* **TASK BRIEF**
Word for word, give the material below again, minus any images.

▬▬▬

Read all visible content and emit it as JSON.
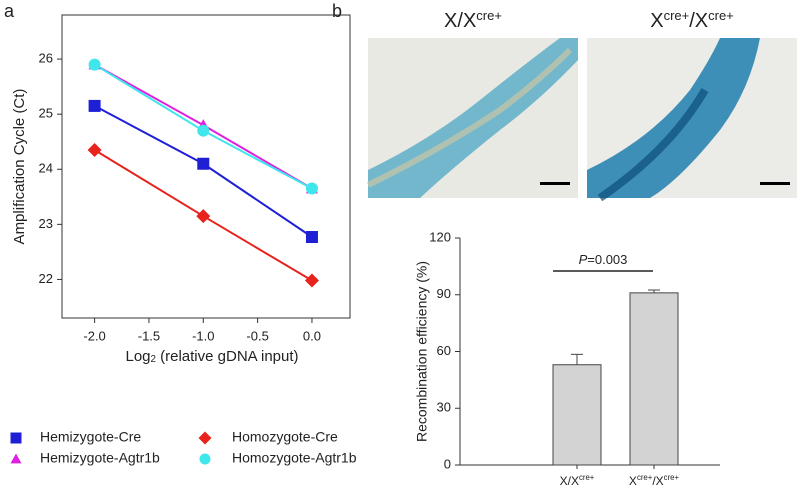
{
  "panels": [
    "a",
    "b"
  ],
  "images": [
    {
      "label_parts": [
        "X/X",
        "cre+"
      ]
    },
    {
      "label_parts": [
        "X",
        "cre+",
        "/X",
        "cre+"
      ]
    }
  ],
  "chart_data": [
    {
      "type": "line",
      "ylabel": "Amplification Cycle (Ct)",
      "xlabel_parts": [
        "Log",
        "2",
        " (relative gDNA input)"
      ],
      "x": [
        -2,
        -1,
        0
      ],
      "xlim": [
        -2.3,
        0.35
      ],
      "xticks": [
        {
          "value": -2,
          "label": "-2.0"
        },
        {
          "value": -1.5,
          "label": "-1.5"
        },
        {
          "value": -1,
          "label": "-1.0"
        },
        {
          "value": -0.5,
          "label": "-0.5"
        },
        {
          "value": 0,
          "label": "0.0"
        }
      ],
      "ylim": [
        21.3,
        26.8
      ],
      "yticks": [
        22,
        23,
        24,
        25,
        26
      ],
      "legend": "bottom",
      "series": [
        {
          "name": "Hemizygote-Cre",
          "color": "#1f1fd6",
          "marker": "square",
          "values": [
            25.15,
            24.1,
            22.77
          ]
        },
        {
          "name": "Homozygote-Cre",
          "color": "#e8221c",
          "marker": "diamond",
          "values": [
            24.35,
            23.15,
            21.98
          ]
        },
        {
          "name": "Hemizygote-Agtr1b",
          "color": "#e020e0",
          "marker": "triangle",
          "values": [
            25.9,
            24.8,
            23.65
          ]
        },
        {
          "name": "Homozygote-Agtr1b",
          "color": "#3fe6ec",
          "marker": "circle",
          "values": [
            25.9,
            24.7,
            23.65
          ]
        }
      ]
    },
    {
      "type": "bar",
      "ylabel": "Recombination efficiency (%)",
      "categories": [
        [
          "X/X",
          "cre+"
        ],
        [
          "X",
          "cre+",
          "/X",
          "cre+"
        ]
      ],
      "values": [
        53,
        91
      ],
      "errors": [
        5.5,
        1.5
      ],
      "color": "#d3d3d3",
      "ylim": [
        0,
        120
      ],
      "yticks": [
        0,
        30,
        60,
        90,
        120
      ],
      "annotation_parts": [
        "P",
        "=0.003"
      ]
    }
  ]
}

▬▬▬

* **THE SOLUTION**
Read all visible content and emit it as JSON.
{
  "panels": [
    "a",
    "b"
  ],
  "images": [
    {
      "label_parts": [
        "X/X",
        "cre+"
      ]
    },
    {
      "label_parts": [
        "X",
        "cre+",
        "/X",
        "cre+"
      ]
    }
  ],
  "chart_data": [
    {
      "type": "line",
      "ylabel": "Amplification Cycle (Ct)",
      "xlabel_parts": [
        "Log",
        "2",
        " (relative gDNA input)"
      ],
      "x": [
        -2,
        -1,
        0
      ],
      "xlim": [
        -2.3,
        0.35
      ],
      "xticks": [
        {
          "value": -2,
          "label": "-2.0"
        },
        {
          "value": -1.5,
          "label": "-1.5"
        },
        {
          "value": -1,
          "label": "-1.0"
        },
        {
          "value": -0.5,
          "label": "-0.5"
        },
        {
          "value": 0,
          "label": "0.0"
        }
      ],
      "ylim": [
        21.3,
        26.8
      ],
      "yticks": [
        22,
        23,
        24,
        25,
        26
      ],
      "legend": "bottom",
      "series": [
        {
          "name": "Hemizygote-Cre",
          "color": "#1f1fd6",
          "marker": "square",
          "values": [
            25.15,
            24.1,
            22.77
          ]
        },
        {
          "name": "Homozygote-Cre",
          "color": "#e8221c",
          "marker": "diamond",
          "values": [
            24.35,
            23.15,
            21.98
          ]
        },
        {
          "name": "Hemizygote-Agtr1b",
          "color": "#e020e0",
          "marker": "triangle",
          "values": [
            25.9,
            24.8,
            23.65
          ]
        },
        {
          "name": "Homozygote-Agtr1b",
          "color": "#3fe6ec",
          "marker": "circle",
          "values": [
            25.9,
            24.7,
            23.65
          ]
        }
      ]
    },
    {
      "type": "bar",
      "ylabel": "Recombination efficiency (%)",
      "categories": [
        [
          "X/X",
          "cre+"
        ],
        [
          "X",
          "cre+",
          "/X",
          "cre+"
        ]
      ],
      "values": [
        53,
        91
      ],
      "errors": [
        5.5,
        1.5
      ],
      "color": "#d3d3d3",
      "ylim": [
        0,
        120
      ],
      "yticks": [
        0,
        30,
        60,
        90,
        120
      ],
      "annotation_parts": [
        "P",
        "=0.003"
      ]
    }
  ]
}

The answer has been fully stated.